GIVEN DATA:
----
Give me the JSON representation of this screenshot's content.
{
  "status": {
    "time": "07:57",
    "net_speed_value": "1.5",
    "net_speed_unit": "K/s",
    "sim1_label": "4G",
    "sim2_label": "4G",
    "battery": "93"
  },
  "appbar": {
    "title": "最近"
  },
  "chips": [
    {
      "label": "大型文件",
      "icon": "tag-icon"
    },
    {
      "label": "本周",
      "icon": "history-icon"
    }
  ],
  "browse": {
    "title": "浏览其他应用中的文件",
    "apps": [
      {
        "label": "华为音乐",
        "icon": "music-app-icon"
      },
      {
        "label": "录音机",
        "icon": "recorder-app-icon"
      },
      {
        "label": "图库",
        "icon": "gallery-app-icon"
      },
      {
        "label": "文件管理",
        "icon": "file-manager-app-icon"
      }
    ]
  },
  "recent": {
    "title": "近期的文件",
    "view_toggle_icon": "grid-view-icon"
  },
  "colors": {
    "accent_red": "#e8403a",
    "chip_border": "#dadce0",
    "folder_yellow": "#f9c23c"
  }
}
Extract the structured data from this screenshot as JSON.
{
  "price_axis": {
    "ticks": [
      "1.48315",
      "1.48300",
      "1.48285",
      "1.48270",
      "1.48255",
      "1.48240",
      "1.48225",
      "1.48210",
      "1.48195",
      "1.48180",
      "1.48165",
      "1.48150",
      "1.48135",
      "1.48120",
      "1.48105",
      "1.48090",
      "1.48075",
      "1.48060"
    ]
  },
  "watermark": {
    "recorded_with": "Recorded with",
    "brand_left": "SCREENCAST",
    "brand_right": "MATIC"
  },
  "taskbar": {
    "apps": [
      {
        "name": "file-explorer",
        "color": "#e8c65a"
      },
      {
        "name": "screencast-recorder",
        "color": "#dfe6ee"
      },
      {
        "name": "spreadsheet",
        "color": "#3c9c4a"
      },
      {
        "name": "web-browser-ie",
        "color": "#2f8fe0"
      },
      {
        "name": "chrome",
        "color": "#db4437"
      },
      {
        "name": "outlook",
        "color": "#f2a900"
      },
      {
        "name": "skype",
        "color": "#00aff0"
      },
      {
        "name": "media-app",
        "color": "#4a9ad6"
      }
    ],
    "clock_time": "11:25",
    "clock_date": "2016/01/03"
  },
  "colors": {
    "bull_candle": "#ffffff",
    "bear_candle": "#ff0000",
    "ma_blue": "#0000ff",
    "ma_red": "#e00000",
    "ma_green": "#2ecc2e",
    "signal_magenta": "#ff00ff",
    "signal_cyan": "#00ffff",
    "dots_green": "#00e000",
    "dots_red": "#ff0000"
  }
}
----
WHAT NEEDS TO BE DONE:
Show every line from the entries above in which the word "name" appears.

WRITTEN RESPONSE:
        "name": "file-explorer",
        "name": "screencast-recorder",
        "name": "spreadsheet",
        "name": "web-browser-ie",
        "name": "chrome",
        "name": "outlook",
        "name": "skype",
        "name": "media-app",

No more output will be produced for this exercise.